## START

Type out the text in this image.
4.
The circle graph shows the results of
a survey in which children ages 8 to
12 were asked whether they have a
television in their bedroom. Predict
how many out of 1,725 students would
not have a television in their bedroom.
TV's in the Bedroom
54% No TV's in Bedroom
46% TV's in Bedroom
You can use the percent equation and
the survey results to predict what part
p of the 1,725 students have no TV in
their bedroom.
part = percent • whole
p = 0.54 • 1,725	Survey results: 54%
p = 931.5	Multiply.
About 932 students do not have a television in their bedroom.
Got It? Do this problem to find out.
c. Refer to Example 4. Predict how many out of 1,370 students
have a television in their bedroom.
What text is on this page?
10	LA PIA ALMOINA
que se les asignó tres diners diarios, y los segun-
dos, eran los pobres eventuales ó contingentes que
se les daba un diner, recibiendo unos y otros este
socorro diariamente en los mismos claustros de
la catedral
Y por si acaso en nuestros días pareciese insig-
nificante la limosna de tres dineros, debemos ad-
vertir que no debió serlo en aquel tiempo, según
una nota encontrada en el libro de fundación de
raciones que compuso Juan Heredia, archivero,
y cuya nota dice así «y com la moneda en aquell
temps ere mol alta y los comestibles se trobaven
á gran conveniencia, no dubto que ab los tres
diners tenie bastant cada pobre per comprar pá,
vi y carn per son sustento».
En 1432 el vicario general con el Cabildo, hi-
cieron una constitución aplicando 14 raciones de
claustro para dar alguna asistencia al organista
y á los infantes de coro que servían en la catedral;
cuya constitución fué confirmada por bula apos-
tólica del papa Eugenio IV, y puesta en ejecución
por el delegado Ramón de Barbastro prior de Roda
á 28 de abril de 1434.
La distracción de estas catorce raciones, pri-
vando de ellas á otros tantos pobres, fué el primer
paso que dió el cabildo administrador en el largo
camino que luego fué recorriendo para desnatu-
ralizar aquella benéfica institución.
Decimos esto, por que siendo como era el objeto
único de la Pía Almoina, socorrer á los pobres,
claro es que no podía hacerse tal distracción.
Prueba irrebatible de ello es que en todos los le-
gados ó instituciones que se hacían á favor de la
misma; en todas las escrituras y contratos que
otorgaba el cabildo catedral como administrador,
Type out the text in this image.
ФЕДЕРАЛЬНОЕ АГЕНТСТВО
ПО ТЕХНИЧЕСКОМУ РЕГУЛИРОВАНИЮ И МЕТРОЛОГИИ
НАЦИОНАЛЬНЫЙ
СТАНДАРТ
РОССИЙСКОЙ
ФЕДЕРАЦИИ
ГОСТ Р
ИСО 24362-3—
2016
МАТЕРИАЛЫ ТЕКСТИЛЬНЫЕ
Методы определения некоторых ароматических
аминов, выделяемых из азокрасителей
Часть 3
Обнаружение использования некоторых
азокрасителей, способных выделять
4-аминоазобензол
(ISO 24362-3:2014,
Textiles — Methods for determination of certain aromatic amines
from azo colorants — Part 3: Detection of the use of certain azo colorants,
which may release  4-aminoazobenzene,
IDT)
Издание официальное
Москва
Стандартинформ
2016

## END

● **Your goal**
Pull every line containing the word "distracción" out of the material.

● **Result for this exercise**
La distracción de estas catorce raciones, pri-
claro es que no podía hacerse tal distracción.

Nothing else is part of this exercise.